▶ _SOURCE RECORDS_
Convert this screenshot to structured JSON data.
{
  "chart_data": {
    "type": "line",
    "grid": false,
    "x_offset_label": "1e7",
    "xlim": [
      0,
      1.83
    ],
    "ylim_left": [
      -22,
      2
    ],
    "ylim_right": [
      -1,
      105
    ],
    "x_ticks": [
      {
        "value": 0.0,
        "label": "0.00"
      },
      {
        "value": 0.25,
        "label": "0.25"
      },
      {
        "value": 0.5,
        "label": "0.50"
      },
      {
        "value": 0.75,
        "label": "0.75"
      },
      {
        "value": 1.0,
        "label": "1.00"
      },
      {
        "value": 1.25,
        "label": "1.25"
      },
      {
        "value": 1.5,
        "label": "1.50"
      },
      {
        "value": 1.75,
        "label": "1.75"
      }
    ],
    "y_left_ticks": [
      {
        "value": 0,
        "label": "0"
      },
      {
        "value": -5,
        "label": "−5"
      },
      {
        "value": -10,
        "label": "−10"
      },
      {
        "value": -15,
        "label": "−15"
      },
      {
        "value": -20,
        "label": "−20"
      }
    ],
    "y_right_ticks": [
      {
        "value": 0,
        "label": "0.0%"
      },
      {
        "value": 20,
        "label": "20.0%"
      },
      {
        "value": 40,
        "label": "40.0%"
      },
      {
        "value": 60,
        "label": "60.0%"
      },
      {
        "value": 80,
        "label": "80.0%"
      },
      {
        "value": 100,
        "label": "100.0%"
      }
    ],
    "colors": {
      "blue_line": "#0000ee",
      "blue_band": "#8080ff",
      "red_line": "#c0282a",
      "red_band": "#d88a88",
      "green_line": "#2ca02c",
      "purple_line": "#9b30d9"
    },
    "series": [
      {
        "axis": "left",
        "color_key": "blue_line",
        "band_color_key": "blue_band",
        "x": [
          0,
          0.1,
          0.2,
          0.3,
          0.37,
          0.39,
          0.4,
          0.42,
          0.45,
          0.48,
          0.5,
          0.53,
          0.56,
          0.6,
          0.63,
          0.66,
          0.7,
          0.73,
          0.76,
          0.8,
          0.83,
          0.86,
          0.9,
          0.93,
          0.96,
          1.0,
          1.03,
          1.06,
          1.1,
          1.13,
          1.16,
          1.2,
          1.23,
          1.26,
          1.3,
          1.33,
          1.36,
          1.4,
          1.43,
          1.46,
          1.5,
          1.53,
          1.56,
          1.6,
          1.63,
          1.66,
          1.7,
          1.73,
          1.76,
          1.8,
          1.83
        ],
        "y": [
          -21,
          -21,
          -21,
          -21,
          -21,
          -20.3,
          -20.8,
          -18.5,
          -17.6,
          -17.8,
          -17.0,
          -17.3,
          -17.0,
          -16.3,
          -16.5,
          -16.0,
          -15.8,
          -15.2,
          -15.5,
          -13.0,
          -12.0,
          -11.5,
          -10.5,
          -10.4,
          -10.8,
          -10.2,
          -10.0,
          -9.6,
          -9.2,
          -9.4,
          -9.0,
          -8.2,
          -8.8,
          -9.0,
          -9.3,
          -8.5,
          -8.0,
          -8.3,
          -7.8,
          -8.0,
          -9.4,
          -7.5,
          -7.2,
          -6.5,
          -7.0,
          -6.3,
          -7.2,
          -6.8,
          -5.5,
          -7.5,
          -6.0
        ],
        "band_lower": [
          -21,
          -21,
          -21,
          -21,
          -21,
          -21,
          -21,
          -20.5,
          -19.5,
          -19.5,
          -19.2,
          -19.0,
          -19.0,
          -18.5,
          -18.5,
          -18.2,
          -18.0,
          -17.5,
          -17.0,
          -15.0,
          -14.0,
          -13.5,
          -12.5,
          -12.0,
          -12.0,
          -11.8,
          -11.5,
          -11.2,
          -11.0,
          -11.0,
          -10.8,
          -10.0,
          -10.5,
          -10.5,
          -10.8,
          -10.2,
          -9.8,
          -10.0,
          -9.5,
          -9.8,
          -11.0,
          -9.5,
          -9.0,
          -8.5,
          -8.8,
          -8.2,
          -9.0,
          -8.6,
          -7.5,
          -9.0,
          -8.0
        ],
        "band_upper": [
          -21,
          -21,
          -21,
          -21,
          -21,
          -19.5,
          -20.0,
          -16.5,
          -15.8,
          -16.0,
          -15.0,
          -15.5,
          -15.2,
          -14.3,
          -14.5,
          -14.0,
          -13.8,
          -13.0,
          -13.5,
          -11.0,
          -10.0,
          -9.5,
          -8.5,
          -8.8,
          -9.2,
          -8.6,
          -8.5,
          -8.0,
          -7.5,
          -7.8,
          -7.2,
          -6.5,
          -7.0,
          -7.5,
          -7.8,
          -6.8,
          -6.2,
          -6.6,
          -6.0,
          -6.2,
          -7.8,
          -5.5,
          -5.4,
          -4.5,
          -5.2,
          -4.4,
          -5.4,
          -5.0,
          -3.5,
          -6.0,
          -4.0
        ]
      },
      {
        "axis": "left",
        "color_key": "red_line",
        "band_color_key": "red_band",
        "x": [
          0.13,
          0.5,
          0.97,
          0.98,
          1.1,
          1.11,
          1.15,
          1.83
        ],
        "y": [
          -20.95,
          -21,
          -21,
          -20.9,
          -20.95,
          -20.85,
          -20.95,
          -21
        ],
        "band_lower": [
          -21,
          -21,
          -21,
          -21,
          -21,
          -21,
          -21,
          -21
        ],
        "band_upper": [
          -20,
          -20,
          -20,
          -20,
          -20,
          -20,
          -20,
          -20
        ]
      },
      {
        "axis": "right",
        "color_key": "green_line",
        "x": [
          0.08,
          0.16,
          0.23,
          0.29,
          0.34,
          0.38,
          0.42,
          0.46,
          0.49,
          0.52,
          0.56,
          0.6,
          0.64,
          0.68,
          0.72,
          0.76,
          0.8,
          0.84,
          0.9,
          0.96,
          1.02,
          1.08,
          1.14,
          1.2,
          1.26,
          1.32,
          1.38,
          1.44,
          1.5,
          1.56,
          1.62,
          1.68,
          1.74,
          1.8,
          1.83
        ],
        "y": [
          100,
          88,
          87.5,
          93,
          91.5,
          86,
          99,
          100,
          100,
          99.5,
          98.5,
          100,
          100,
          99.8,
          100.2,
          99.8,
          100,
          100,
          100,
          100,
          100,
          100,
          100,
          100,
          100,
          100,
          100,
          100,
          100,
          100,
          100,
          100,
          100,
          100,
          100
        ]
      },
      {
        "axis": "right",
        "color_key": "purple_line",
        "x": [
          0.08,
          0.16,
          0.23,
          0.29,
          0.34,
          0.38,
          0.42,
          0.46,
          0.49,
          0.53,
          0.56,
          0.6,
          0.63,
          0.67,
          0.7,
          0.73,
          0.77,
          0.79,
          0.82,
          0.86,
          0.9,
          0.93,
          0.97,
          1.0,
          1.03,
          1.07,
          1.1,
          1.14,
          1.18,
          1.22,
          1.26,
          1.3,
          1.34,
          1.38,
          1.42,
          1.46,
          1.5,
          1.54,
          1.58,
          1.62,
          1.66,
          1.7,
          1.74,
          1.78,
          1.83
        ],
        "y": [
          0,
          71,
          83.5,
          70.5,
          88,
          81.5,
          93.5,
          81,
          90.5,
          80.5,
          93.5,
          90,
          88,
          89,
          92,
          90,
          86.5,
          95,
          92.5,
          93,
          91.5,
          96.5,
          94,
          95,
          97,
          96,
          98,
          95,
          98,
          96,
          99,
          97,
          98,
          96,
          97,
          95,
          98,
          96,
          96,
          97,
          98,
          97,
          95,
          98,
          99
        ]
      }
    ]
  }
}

▶ _GIVEN REQUEST_
Write out the material from the first line to the last, exactly.

▶ _ANSWER TO THIS EXERCISE_
Convert this screenshot to structured JSON data.
{
  "chart_data": {
    "type": "line",
    "grid": false,
    "x_offset_label": "1e7",
    "xlim": [
      0,
      1.83
    ],
    "ylim_left": [
      -22,
      2
    ],
    "ylim_right": [
      -1,
      105
    ],
    "x_ticks": [
      {
        "value": 0.0,
        "label": "0.00"
      },
      {
        "value": 0.25,
        "label": "0.25"
      },
      {
        "value": 0.5,
        "label": "0.50"
      },
      {
        "value": 0.75,
        "label": "0.75"
      },
      {
        "value": 1.0,
        "label": "1.00"
      },
      {
        "value": 1.25,
        "label": "1.25"
      },
      {
        "value": 1.5,
        "label": "1.50"
      },
      {
        "value": 1.75,
        "label": "1.75"
      }
    ],
    "y_left_ticks": [
      {
        "value": 0,
        "label": "0"
      },
      {
        "value": -5,
        "label": "−5"
      },
      {
        "value": -10,
        "label": "−10"
      },
      {
        "value": -15,
        "label": "−15"
      },
      {
        "value": -20,
        "label": "−20"
      }
    ],
    "y_right_ticks": [
      {
        "value": 0,
        "label": "0.0%"
      },
      {
        "value": 20,
        "label": "20.0%"
      },
      {
        "value": 40,
        "label": "40.0%"
      },
      {
        "value": 60,
        "label": "60.0%"
      },
      {
        "value": 80,
        "label": "80.0%"
      },
      {
        "value": 100,
        "label": "100.0%"
      }
    ],
    "colors": {
      "blue_line": "#0000ee",
      "blue_band": "#8080ff",
      "red_line": "#c0282a",
      "red_band": "#d88a88",
      "green_line": "#2ca02c",
      "purple_line": "#9b30d9"
    },
    "series": [
      {
        "axis": "left",
        "color_key": "blue_line",
        "band_color_key": "blue_band",
        "x": [
          0,
          0.1,
          0.2,
          0.3,
          0.37,
          0.39,
          0.4,
          0.42,
          0.45,
          0.48,
          0.5,
          0.53,
          0.56,
          0.6,
          0.63,
          0.66,
          0.7,
          0.73,
          0.76,
          0.8,
          0.83,
          0.86,
          0.9,
          0.93,
          0.96,
          1.0,
          1.03,
          1.06,
          1.1,
          1.13,
          1.16,
          1.2,
          1.23,
          1.26,
          1.3,
          1.33,
          1.36,
          1.4,
          1.43,
          1.46,
          1.5,
          1.53,
          1.56,
          1.6,
          1.63,
          1.66,
          1.7,
          1.73,
          1.76,
          1.8,
          1.83
        ],
        "y": [
          -21,
          -21,
          -21,
          -21,
          -21,
          -20.3,
          -20.8,
          -18.5,
          -17.6,
          -17.8,
          -17.0,
          -17.3,
          -17.0,
          -16.3,
          -16.5,
          -16.0,
          -15.8,
          -15.2,
          -15.5,
          -13.0,
          -12.0,
          -11.5,
          -10.5,
          -10.4,
          -10.8,
          -10.2,
          -10.0,
          -9.6,
          -9.2,
          -9.4,
          -9.0,
          -8.2,
          -8.8,
          -9.0,
          -9.3,
          -8.5,
          -8.0,
          -8.3,
          -7.8,
          -8.0,
          -9.4,
          -7.5,
          -7.2,
          -6.5,
          -7.0,
          -6.3,
          -7.2,
          -6.8,
          -5.5,
          -7.5,
          -6.0
        ],
        "band_lower": [
          -21,
          -21,
          -21,
          -21,
          -21,
          -21,
          -21,
          -20.5,
          -19.5,
          -19.5,
          -19.2,
          -19.0,
          -19.0,
          -18.5,
          -18.5,
          -18.2,
          -18.0,
          -17.5,
          -17.0,
          -15.0,
          -14.0,
          -13.5,
          -12.5,
          -12.0,
          -12.0,
          -11.8,
          -11.5,
          -11.2,
          -11.0,
          -11.0,
          -10.8,
          -10.0,
          -10.5,
          -10.5,
          -10.8,
          -10.2,
          -9.8,
          -10.0,
          -9.5,
          -9.8,
          -11.0,
          -9.5,
          -9.0,
          -8.5,
          -8.8,
          -8.2,
          -9.0,
          -8.6,
          -7.5,
          -9.0,
          -8.0
        ],
        "band_upper": [
          -21,
          -21,
          -21,
          -21,
          -21,
          -19.5,
          -20.0,
          -16.5,
          -15.8,
          -16.0,
          -15.0,
          -15.5,
          -15.2,
          -14.3,
          -14.5,
          -14.0,
          -13.8,
          -13.0,
          -13.5,
          -11.0,
          -10.0,
          -9.5,
          -8.5,
          -8.8,
          -9.2,
          -8.6,
          -8.5,
          -8.0,
          -7.5,
          -7.8,
          -7.2,
          -6.5,
          -7.0,
          -7.5,
          -7.8,
          -6.8,
          -6.2,
          -6.6,
          -6.0,
          -6.2,
          -7.8,
          -5.5,
          -5.4,
          -4.5,
          -5.2,
          -4.4,
          -5.4,
          -5.0,
          -3.5,
          -6.0,
          -4.0
        ]
      },
      {
        "axis": "left",
        "color_key": "red_line",
        "band_color_key": "red_band",
        "x": [
          0.13,
          0.5,
          0.97,
          0.98,
          1.1,
          1.11,
          1.15,
          1.83
        ],
        "y": [
          -20.95,
          -21,
          -21,
          -20.9,
          -20.95,
          -20.85,
          -20.95,
          -21
        ],
        "band_lower": [
          -21,
          -21,
          -21,
          -21,
          -21,
          -21,
          -21,
          -21
        ],
        "band_upper": [
          -20,
          -20,
          -20,
          -20,
          -20,
          -20,
          -20,
          -20
        ]
      },
      {
        "axis": "right",
        "color_key": "green_line",
        "x": [
          0.08,
          0.16,
          0.23,
          0.29,
          0.34,
          0.38,
          0.42,
          0.46,
          0.49,
          0.52,
          0.56,
          0.6,
          0.64,
          0.68,
          0.72,
          0.76,
          0.8,
          0.84,
          0.9,
          0.96,
          1.02,
          1.08,
          1.14,
          1.2,
          1.26,
          1.32,
          1.38,
          1.44,
          1.5,
          1.56,
          1.62,
          1.68,
          1.74,
          1.8,
          1.83
        ],
        "y": [
          100,
          88,
          87.5,
          93,
          91.5,
          86,
          99,
          100,
          100,
          99.5,
          98.5,
          100,
          100,
          99.8,
          100.2,
          99.8,
          100,
          100,
          100,
          100,
          100,
          100,
          100,
          100,
          100,
          100,
          100,
          100,
          100,
          100,
          100,
          100,
          100,
          100,
          100
        ]
      },
      {
        "axis": "right",
        "color_key": "purple_line",
        "x": [
          0.08,
          0.16,
          0.23,
          0.29,
          0.34,
          0.38,
          0.42,
          0.46,
          0.49,
          0.53,
          0.56,
          0.6,
          0.63,
          0.67,
          0.7,
          0.73,
          0.77,
          0.79,
          0.82,
          0.86,
          0.9,
          0.93,
          0.97,
          1.0,
          1.03,
          1.07,
          1.1,
          1.14,
          1.18,
          1.22,
          1.26,
          1.3,
          1.34,
          1.38,
          1.42,
          1.46,
          1.5,
          1.54,
          1.58,
          1.62,
          1.66,
          1.7,
          1.74,
          1.78,
          1.83
        ],
        "y": [
          0,
          71,
          83.5,
          70.5,
          88,
          81.5,
          93.5,
          81,
          90.5,
          80.5,
          93.5,
          90,
          88,
          89,
          92,
          90,
          86.5,
          95,
          92.5,
          93,
          91.5,
          96.5,
          94,
          95,
          97,
          96,
          98,
          95,
          98,
          96,
          99,
          97,
          98,
          96,
          97,
          95,
          98,
          96,
          96,
          97,
          98,
          97,
          95,
          98,
          99
        ]
      }
    ]
  }
}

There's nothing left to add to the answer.